### PROVIDED DATA ###

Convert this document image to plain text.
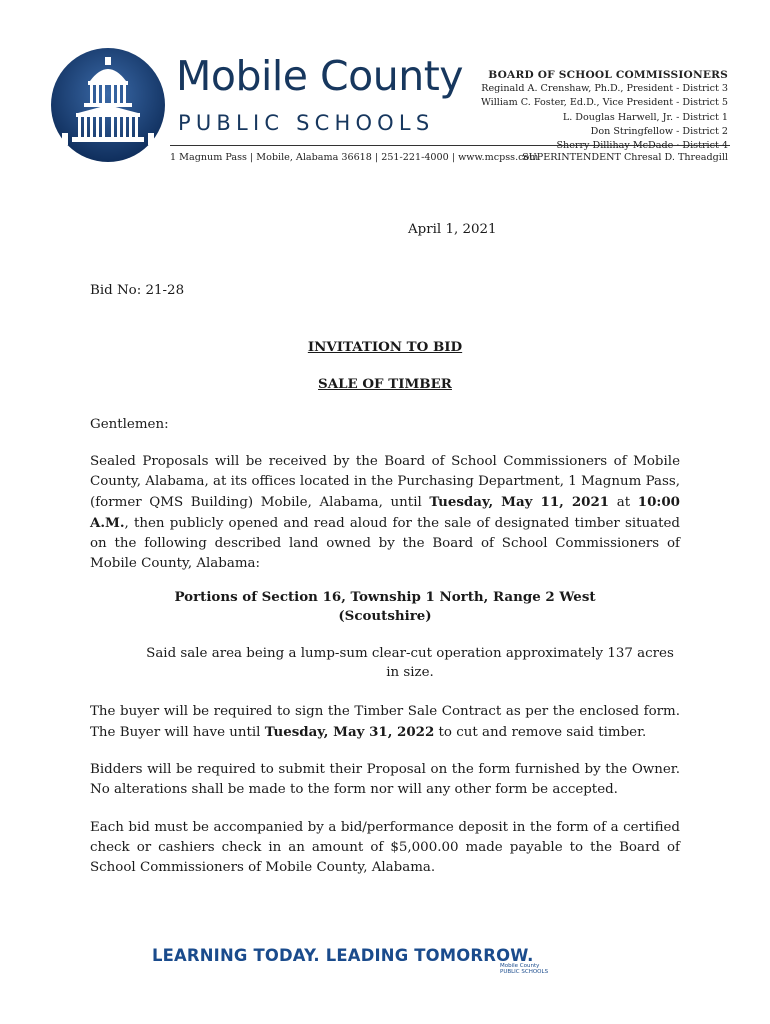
Mobile County
PUBLIC SCHOOLS
1 Magnum Pass | Mobile, Alabama 36618 | 251-221-4000 | www.mcpss.com
BOARD OF SCHOOL COMMISSIONERS
Reginald A. Crenshaw, Ph.D., President - District 3
William C. Foster, Ed.D., Vice President - District 5
L. Douglas Harwell, Jr. - District 1
Don Stringfellow - District 2
Sherry Dillihay McDade · District 4
SUPERINTENDENT Chresal D. Threadgill
April 1, 2021
Bid No: 21-28
INVITATION TO BID
SALE OF TIMBER
Gentlemen:
Sealed Proposals will be received by the Board of School Commissioners of Mobile County, Alabama, at its offices located in the Purchasing Department, 1 Magnum Pass, (former QMS Building) Mobile, Alabama, until Tuesday, May 11, 2021 at 10:00 A.M., then publicly opened and read aloud for the sale of designated timber situated on the following described land owned by the Board of School Commissioners of Mobile County, Alabama:
Portions of Section 16, Township 1 North, Range 2 West
(Scoutshire)
Said sale area being a lump-sum clear-cut operation approximately 137 acres in size.
The buyer will be required to sign the Timber Sale Contract as per the enclosed form. The Buyer will have until Tuesday, May 31, 2022 to cut and remove said timber.
Bidders will be required to submit their Proposal on the form furnished by the Owner. No alterations shall be made to the form nor will any other form be accepted.
Each bid must be accompanied by a bid/performance deposit in the form of a certified check or cashiers check in an amount of $5,000.00 made payable to the Board of School Commissioners of Mobile County, Alabama.
LEARNING TODAY. LEADING TOMORROW.
Mobile County
PUBLIC SCHOOLS
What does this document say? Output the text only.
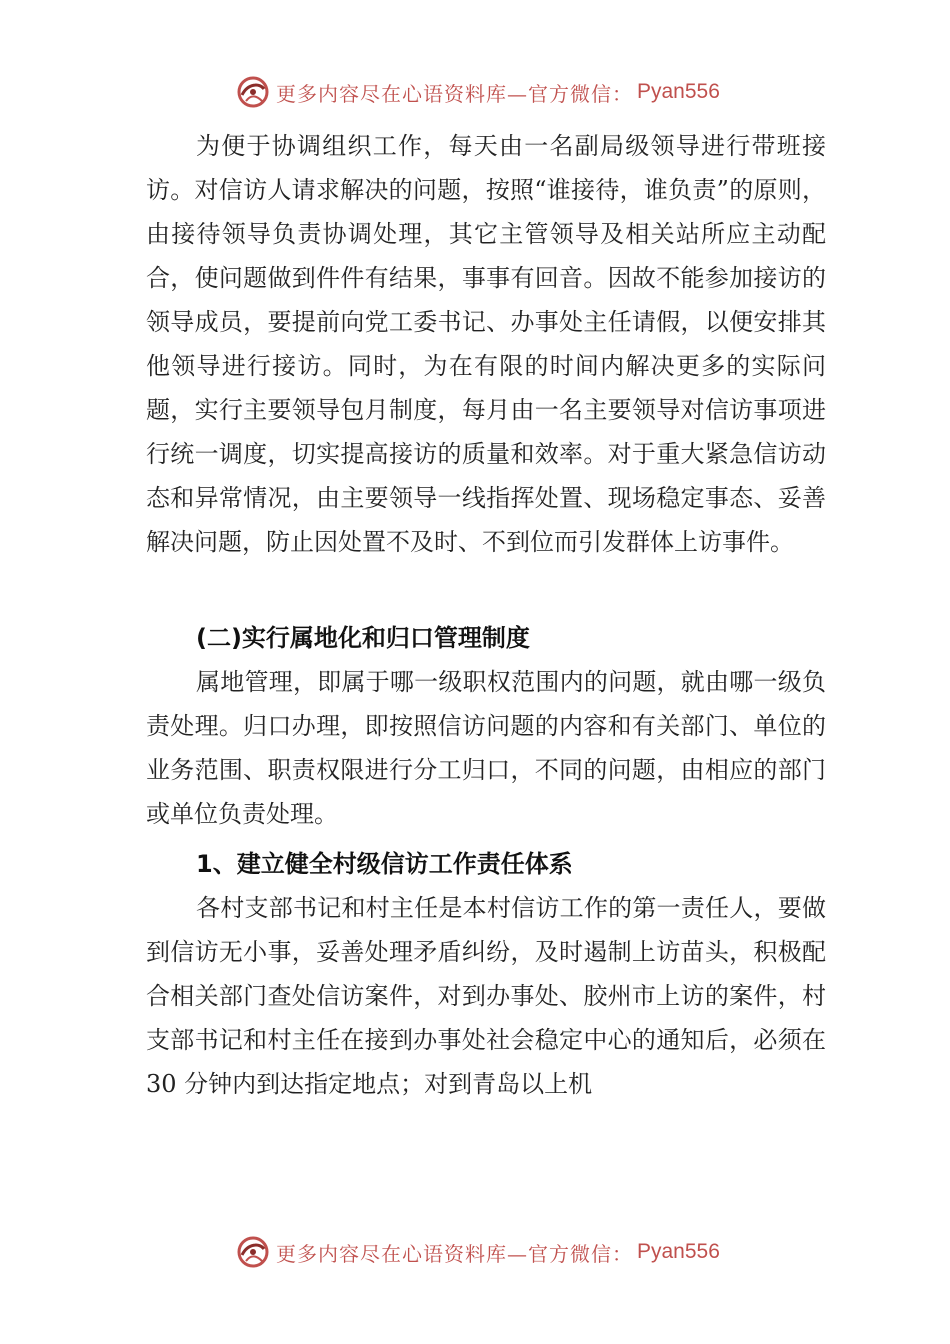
更多内容尽在心语资料库—官方微信： Pyan556

为便于协调组织工作，每天由一名副局级领导进行带班接访。对信访人请求解决的问题，按照“谁接待，谁负责”的原则，由接待领导负责协调处理，其它主管领导及相关站所应主动配合，使问题做到件件有结果，事事有回音。因故不能参加接访的领导成员，要提前向党工委书记、办事处主任请假，以便安排其他领导进行接访。同时，为在有限的时间内解决更多的实际问题，实行主要领导包月制度，每月由一名主要领导对信访事项进行统一调度，切实提高接访的质量和效率。对于重大紧急信访动态和异常情况，由主要领导一线指挥处置、现场稳定事态、妥善解决问题，防止因处置不及时、不到位而引发群体上访事件。

(二)实行属地化和归口管理制度

属地管理，即属于哪一级职权范围内的问题，就由哪一级负责处理。归口办理，即按照信访问题的内容和有关部门、单位的业务范围、职责权限进行分工归口，不同的问题，由相应的部门或单位负责处理。

1、建立健全村级信访工作责任体系

各村支部书记和村主任是本村信访工作的第一责任人，要做到信访无小事，妥善处理矛盾纠纷，及时遏制上访苗头，积极配合相关部门查处信访案件，对到办事处、胶州市上访的案件，村支部书记和村主任在接到办事处社会稳定中心的通知后，必须在 30 分钟内到达指定地点；对到青岛以上机

更多内容尽在心语资料库—官方微信： Pyan556
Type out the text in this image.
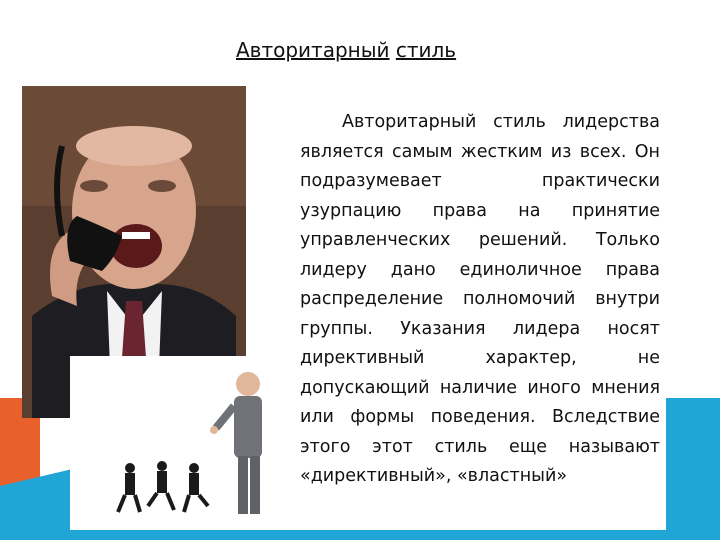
Авторитарный стиль
Авторитарный стиль лидерства является самым жестким из всех. Он подразумевает практически узурпацию права на принятие управленческих решений. Только лидеру дано единоличное права распределение полномочий внутри группы. Указания лидера носят директивный характер, не допускающий наличие иного мнения или формы поведения. Вследствие этого этот стиль еще называют «директивный», «властный»
РУДН 2012г.
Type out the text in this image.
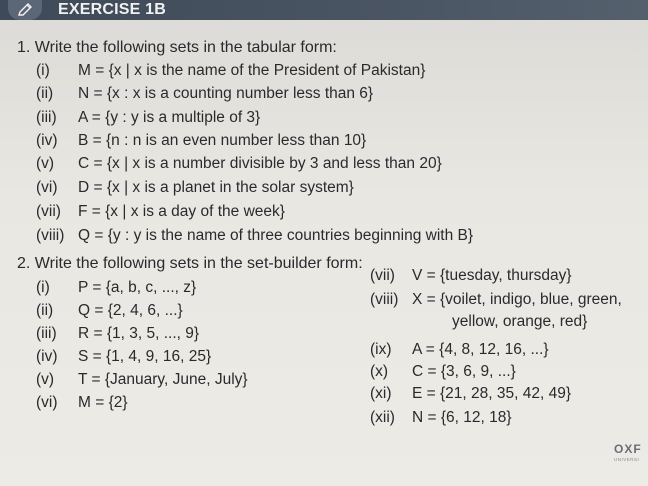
EXERCISE 1B
1. Write the following sets in the tabular form:
(i) M = {x | x is the name of the President of Pakistan}
(ii) N = {x : x is a counting number less than 6}
(iii) A = {y : y is a multiple of 3}
(iv) B = {n : n is an even number less than 10}
(v) C = {x | x is a number divisible by 3 and less than 20}
(vi) D = {x | x is a planet in the solar system}
(vii) F = {x | x is a day of the week}
(viii) Q = {y : y is the name of three countries beginning with B}
2. Write the following sets in the set-builder form:
(i) P = {a, b, c, ..., z}
(ii) Q = {2, 4, 6, ...}
(iii) R = {1, 3, 5, ..., 9}
(iv) S = {1, 4, 9, 16, 25}
(v) T = {January, June, July}
(vi) M = {2}
(vii) V = {tuesday, thursday}
(viii) X = {voilet, indigo, blue, green,
yellow, orange, red}
(ix) A = {4, 8, 12, 16, ...}
(x) C = {3, 6, 9, ...}
(xi) E = {21, 28, 35, 42, 49}
(xii) N = {6, 12, 18}
OXF
UNIVERSI
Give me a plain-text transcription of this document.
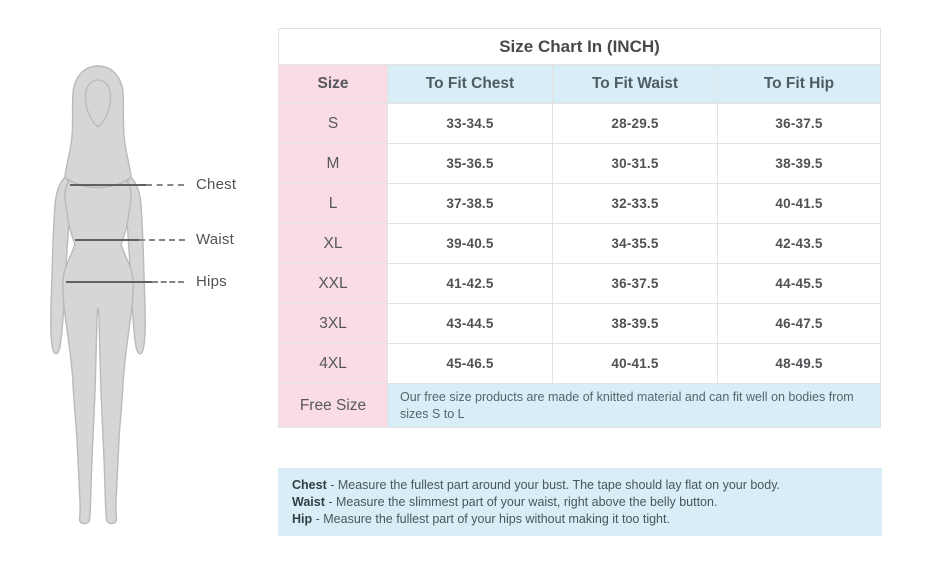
Chest
Waist
Hips
Size Chart In (INCH)			
Size	To Fit Chest	To Fit Waist	To Fit Hip
S	33-34.5	28-29.5	36-37.5
M	35-36.5	30-31.5	38-39.5
L	37-38.5	32-33.5	40-41.5
XL	39-40.5	34-35.5	42-43.5
XXL	41-42.5	36-37.5	44-45.5
3XL	43-44.5	38-39.5	46-47.5
4XL	45-46.5	40-41.5	48-49.5
Free Size	Our free size products are made of knitted material and can fit well on bodies from sizes S to L		

Chest - Measure the fullest part around your bust. The tape should lay flat on your body.

Waist - Measure the slimmest part of your waist, right above the belly button.

Hip - Measure the fullest part of your hips without making it too tight.
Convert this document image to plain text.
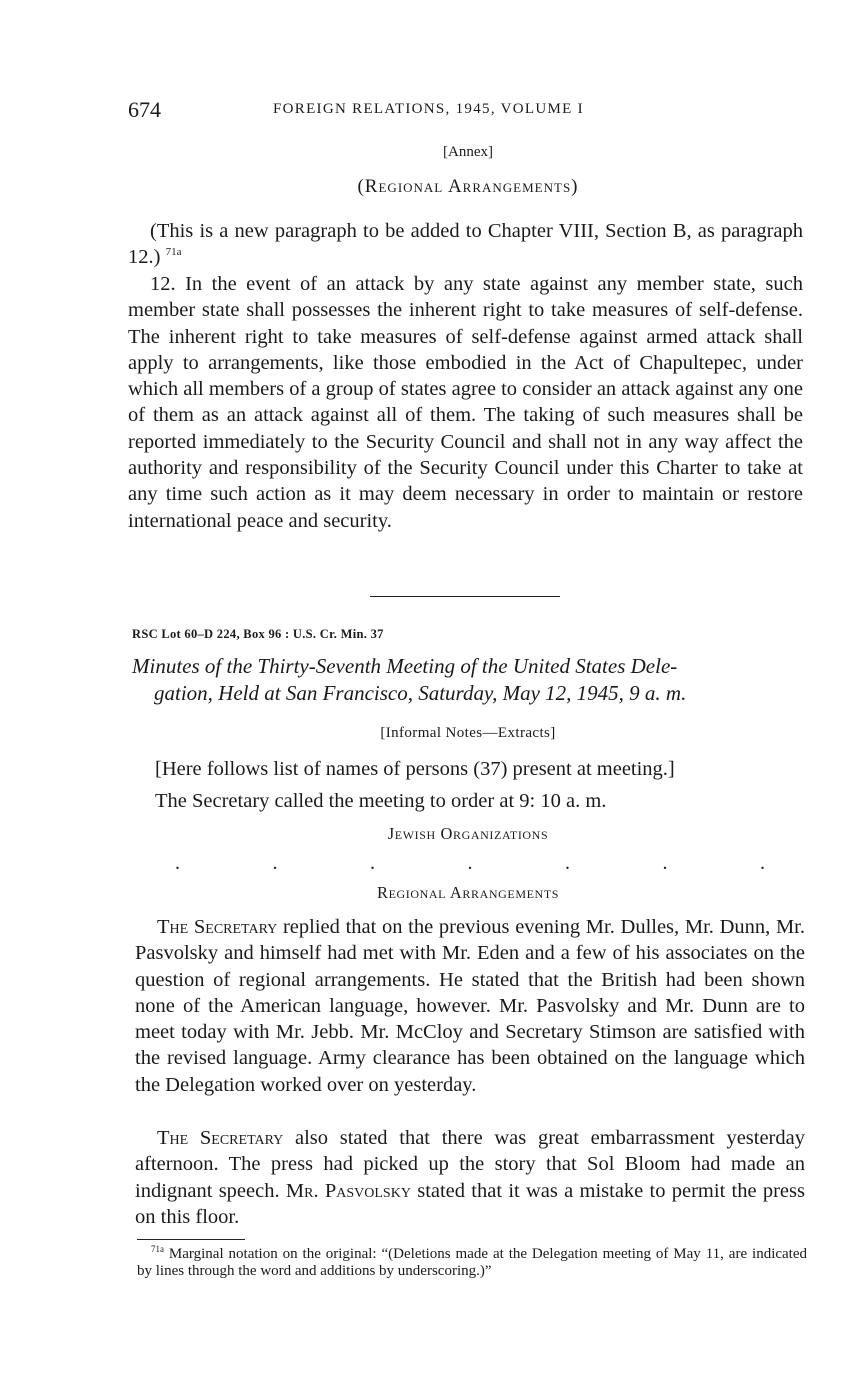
674	FOREIGN RELATIONS, 1945, VOLUME I
[Annex]
(Regional Arrangements)

(This is a new paragraph to be added to Chapter VIII, Section B, as paragraph 12.) $^{71a}$

12. In the event of an attack by any state against any member state, such member state shall possesses the inherent right to take measures of self-defense. The inherent right to take measures of self-defense against armed attack shall apply to arrangements, like those embodied in the Act of Chapultepec, under which all members of a group of states agree to consider an attack against any one of them as an attack against all of them. The taking of such measures shall be reported immediately to the Security Council and shall not in any way affect the authority and responsibility of the Security Council under this Charter to take at any time such action as it may deem necessary in order to maintain or restore international peace and security.

RSC Lot 60–D 224, Box 96 : U.S. Cr. Min. 37

Minutes of the Thirty-Seventh Meeting of the United States Dele-
gation, Held at San Francisco, Saturday, May 12, 1945, 9 a. m.

[Informal Notes—Extracts]

[Here follows list of names of persons (37) present at meeting.]

The Secretary called the meeting to order at 9: 10 a. m.

Jewish Organizations
.	.	.	.	.	.	.
Regional Arrangements

The Secretary replied that on the previous evening Mr. Dulles, Mr. Dunn, Mr. Pasvolsky and himself had met with Mr. Eden and a few of his associates on the question of regional arrangements. He stated that the British had been shown none of the American language, however. Mr. Pasvolsky and Mr. Dunn are to meet today with Mr. Jebb. Mr. McCloy and Secretary Stimson are satisfied with the revised language. Army clearance has been obtained on the language which the Delegation worked over on yesterday.

The Secretary also stated that there was great embarrassment yesterday afternoon. The press had picked up the story that Sol Bloom had made an indignant speech. Mr. Pasvolsky stated that it was a mistake to permit the press on this floor.

$^{71a}$ Marginal notation on the original: “(Deletions made at the Delegation meeting of May 11, are indicated by lines through the word and additions by underscoring.)”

###

YOUR GOAL: List each line holding the string "Mobile".

WRITTEN SOLUTION:
Mobile County
1 Magnum Pass | Mobile, Alabama 36618 | 251-221-4000 | www.mcpss.com
Sealed Proposals will be received by the Board of School Commissioners of Mobile County, Alabama, at its offices located in the Purchasing Department, 1 Magnum Pass, (former QMS Building) Mobile, Alabama, until Tuesday, May 11, 2021 at 10:00 A.M., then publicly opened and read aloud for the sale of designated timber situated on the following described land owned by the Board of School Commissioners of Mobile County, Alabama:
Each bid must be accompanied by a bid/performance deposit in the form of a certified check or cashiers check in an amount of $5,000.00 made payable to the Board of School Commissioners of Mobile County, Alabama.
Mobile County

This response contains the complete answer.